_Exercise prompt_
Each entry below should be printed exactly, with every image left out.

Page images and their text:

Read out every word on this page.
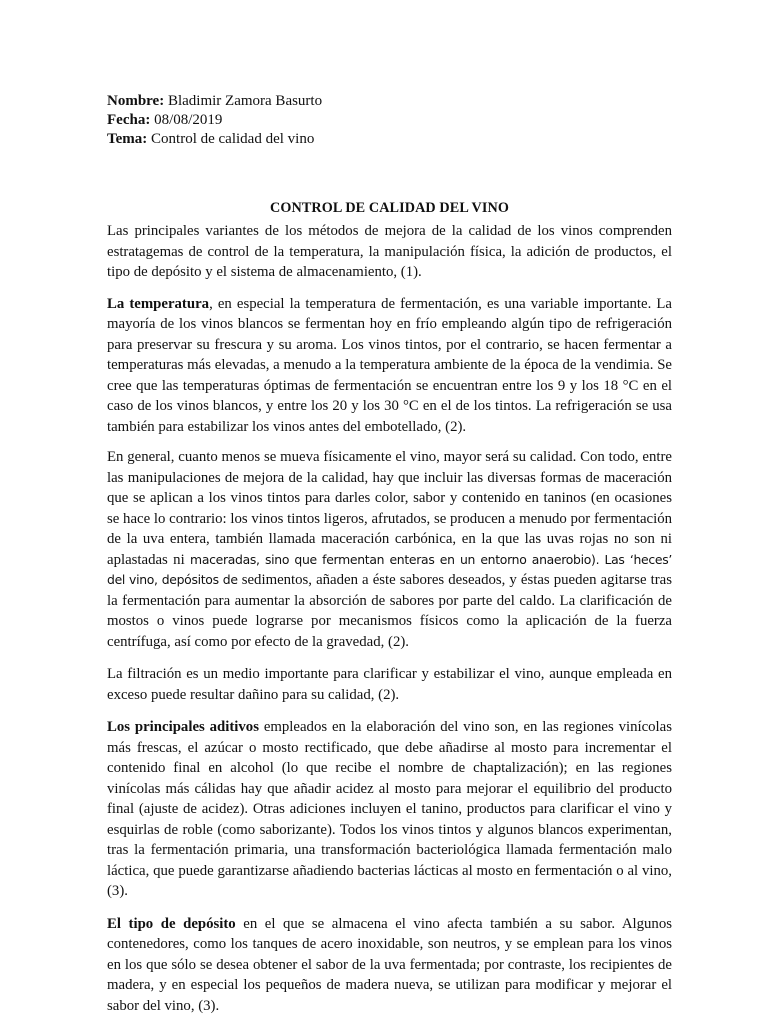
Nombre: Bladimir Zamora Basurto
Fecha: 08/08/2019
Tema: Control de calidad del vino
CONTROL DE CALIDAD DEL VINO

Las principales variantes de los métodos de mejora de la calidad de los vinos comprenden estratagemas de control de la temperatura, la manipulación física, la adición de productos, el tipo de depósito y el sistema de almacenamiento, (1).

La temperatura, en especial la temperatura de fermentación, es una variable importante. La mayoría de los vinos blancos se fermentan hoy en frío empleando algún tipo de refrigeración para preservar su frescura y su aroma. Los vinos tintos, por el contrario, se hacen fermentar a temperaturas más elevadas, a menudo a la temperatura ambiente de la época de la vendimia. Se cree que las temperaturas óptimas de fermentación se encuentran entre los 9 y los 18 °C en el caso de los vinos blancos, y entre los 20 y los 30 °C en el de los tintos. La refrigeración se usa también para estabilizar los vinos antes del embotellado, (2).

En general, cuanto menos se mueva físicamente el vino, mayor será su calidad. Con todo, entre las manipulaciones de mejora de la calidad, hay que incluir las diversas formas de maceración que se aplican a los vinos tintos para darles color, sabor y contenido en taninos (en ocasiones se hace lo contrario: los vinos tintos ligeros, afrutados, se producen a menudo por fermentación de la uva entera, también llamada maceración carbónica, en la que las uvas rojas no son ni aplastadas ni maceradas, sino que fermentan enteras en un entorno anaerobio). Las ‘heces’ del vino, depósitos de sedimentos, añaden a éste sabores deseados, y éstas pueden agitarse tras la fermentación para aumentar la absorción de sabores por parte del caldo. La clarificación de mostos o vinos puede lograrse por mecanismos físicos como la aplicación de la fuerza centrífuga, así como por efecto de la gravedad, (2).

La filtración es un medio importante para clarificar y estabilizar el vino, aunque empleada en exceso puede resultar dañino para su calidad, (2).

Los principales aditivos empleados en la elaboración del vino son, en las regiones vinícolas más frescas, el azúcar o mosto rectificado, que debe añadirse al mosto para incrementar el contenido final en alcohol (lo que recibe el nombre de chaptalización); en las regiones vinícolas más cálidas hay que añadir acidez al mosto para mejorar el equilibrio del producto final (ajuste de acidez). Otras adiciones incluyen el tanino, productos para clarificar el vino y esquirlas de roble (como saborizante). Todos los vinos tintos y algunos blancos experimentan, tras la fermentación primaria, una transformación bacteriológica llamada fermentación malo láctica, que puede garantizarse añadiendo bacterias lácticas al mosto en fermentación o al vino, (3).

El tipo de depósito en el que se almacena el vino afecta también a su sabor. Algunos contenedores, como los tanques de acero inoxidable, son neutros, y se emplean para los vinos en los que sólo se desea obtener el sabor de la uva fermentada; por contraste, los recipientes de madera, y en especial los pequeños de madera nueva, se utilizan para modificar y mejorar el sabor del vino, (3).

_Completed task_
Read out every word on this page.
Nombre: Bladimir Zamora Basurto
Fecha: 08/08/2019
Tema: Control de calidad del vino
CONTROL DE CALIDAD DEL VINO

Las principales variantes de los métodos de mejora de la calidad de los vinos comprenden estratagemas de control de la temperatura, la manipulación física, la adición de productos, el tipo de depósito y el sistema de almacenamiento, (1).

La temperatura, en especial la temperatura de fermentación, es una variable importante. La mayoría de los vinos blancos se fermentan hoy en frío empleando algún tipo de refrigeración para preservar su frescura y su aroma. Los vinos tintos, por el contrario, se hacen fermentar a temperaturas más elevadas, a menudo a la temperatura ambiente de la época de la vendimia. Se cree que las temperaturas óptimas de fermentación se encuentran entre los 9 y los 18 °C en el caso de los vinos blancos, y entre los 20 y los 30 °C en el de los tintos. La refrigeración se usa también para estabilizar los vinos antes del embotellado, (2).

En general, cuanto menos se mueva físicamente el vino, mayor será su calidad. Con todo, entre las manipulaciones de mejora de la calidad, hay que incluir las diversas formas de maceración que se aplican a los vinos tintos para darles color, sabor y contenido en taninos (en ocasiones se hace lo contrario: los vinos tintos ligeros, afrutados, se producen a menudo por fermentación de la uva entera, también llamada maceración carbónica, en la que las uvas rojas no son ni aplastadas ni maceradas, sino que fermentan enteras en un entorno anaerobio). Las ‘heces’ del vino, depósitos de sedimentos, añaden a éste sabores deseados, y éstas pueden agitarse tras la fermentación para aumentar la absorción de sabores por parte del caldo. La clarificación de mostos o vinos puede lograrse por mecanismos físicos como la aplicación de la fuerza centrífuga, así como por efecto de la gravedad, (2).

La filtración es un medio importante para clarificar y estabilizar el vino, aunque empleada en exceso puede resultar dañino para su calidad, (2).

Los principales aditivos empleados en la elaboración del vino son, en las regiones vinícolas más frescas, el azúcar o mosto rectificado, que debe añadirse al mosto para incrementar el contenido final en alcohol (lo que recibe el nombre de chaptalización); en las regiones vinícolas más cálidas hay que añadir acidez al mosto para mejorar el equilibrio del producto final (ajuste de acidez). Otras adiciones incluyen el tanino, productos para clarificar el vino y esquirlas de roble (como saborizante). Todos los vinos tintos y algunos blancos experimentan, tras la fermentación primaria, una transformación bacteriológica llamada fermentación malo láctica, que puede garantizarse añadiendo bacterias lácticas al mosto en fermentación o al vino, (3).

El tipo de depósito en el que se almacena el vino afecta también a su sabor. Algunos contenedores, como los tanques de acero inoxidable, son neutros, y se emplean para los vinos en los que sólo se desea obtener el sabor de la uva fermentada; por contraste, los recipientes de madera, y en especial los pequeños de madera nueva, se utilizan para modificar y mejorar el sabor del vino, (3).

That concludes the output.